-- start of Task inputs --
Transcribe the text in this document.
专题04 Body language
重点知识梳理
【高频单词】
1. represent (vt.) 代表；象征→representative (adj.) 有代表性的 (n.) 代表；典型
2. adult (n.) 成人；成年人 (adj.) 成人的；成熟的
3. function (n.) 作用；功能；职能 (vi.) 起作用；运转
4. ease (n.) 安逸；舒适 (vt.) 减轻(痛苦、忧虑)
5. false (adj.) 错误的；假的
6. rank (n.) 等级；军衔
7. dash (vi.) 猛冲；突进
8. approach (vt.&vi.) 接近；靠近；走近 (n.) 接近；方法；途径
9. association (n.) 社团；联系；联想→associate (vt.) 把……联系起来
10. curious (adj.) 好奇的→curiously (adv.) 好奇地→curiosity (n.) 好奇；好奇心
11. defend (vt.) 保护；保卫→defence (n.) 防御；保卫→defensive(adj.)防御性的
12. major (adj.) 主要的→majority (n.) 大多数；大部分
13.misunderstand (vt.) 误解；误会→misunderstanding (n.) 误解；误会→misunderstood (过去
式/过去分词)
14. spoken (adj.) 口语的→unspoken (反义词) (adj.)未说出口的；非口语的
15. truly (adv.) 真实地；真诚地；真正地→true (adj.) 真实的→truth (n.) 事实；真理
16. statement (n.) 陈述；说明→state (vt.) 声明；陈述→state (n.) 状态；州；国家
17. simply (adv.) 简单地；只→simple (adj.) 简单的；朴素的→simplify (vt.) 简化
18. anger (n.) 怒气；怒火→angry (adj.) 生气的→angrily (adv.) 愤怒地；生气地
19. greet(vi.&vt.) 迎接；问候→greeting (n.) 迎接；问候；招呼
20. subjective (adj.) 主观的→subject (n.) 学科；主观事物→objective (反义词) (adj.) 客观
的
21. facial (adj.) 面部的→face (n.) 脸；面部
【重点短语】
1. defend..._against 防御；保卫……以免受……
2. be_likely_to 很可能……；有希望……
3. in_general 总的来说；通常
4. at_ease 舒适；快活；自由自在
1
-- end of Task inputs --
Without changing a word, restate the whole listing.

» Correct output
Transcribe the text in this document.
专题04 Body language
重点知识梳理
【高频单词】
1. represent (vt.) 代表；象征→representative (adj.) 有代表性的 (n.) 代表；典型
2. adult (n.) 成人；成年人 (adj.) 成人的；成熟的
3. function (n.) 作用；功能；职能 (vi.) 起作用；运转
4. ease (n.) 安逸；舒适 (vt.) 减轻(痛苦、忧虑)
5. false (adj.) 错误的；假的
6. rank (n.) 等级；军衔
7. dash (vi.) 猛冲；突进
8. approach (vt.&vi.) 接近；靠近；走近 (n.) 接近；方法；途径
9. association (n.) 社团；联系；联想→associate (vt.) 把……联系起来
10. curious (adj.) 好奇的→curiously (adv.) 好奇地→curiosity (n.) 好奇；好奇心
11. defend (vt.) 保护；保卫→defence (n.) 防御；保卫→defensive(adj.)防御性的
12. major (adj.) 主要的→majority (n.) 大多数；大部分
13.misunderstand (vt.) 误解；误会→misunderstanding (n.) 误解；误会→misunderstood (过去
式/过去分词)
14. spoken (adj.) 口语的→unspoken (反义词) (adj.)未说出口的；非口语的
15. truly (adv.) 真实地；真诚地；真正地→true (adj.) 真实的→truth (n.) 事实；真理
16. statement (n.) 陈述；说明→state (vt.) 声明；陈述→state (n.) 状态；州；国家
17. simply (adv.) 简单地；只→simple (adj.) 简单的；朴素的→simplify (vt.) 简化
18. anger (n.) 怒气；怒火→angry (adj.) 生气的→angrily (adv.) 愤怒地；生气地
19. greet(vi.&vt.) 迎接；问候→greeting (n.) 迎接；问候；招呼
20. subjective (adj.) 主观的→subject (n.) 学科；主观事物→objective (反义词) (adj.) 客观
的
21. facial (adj.) 面部的→face (n.) 脸；面部
【重点短语】
1. defend..._against 防御；保卫……以免受……
2. be_likely_to 很可能……；有希望……
3. in_general 总的来说；通常
4. at_ease 舒适；快活；自由自在
1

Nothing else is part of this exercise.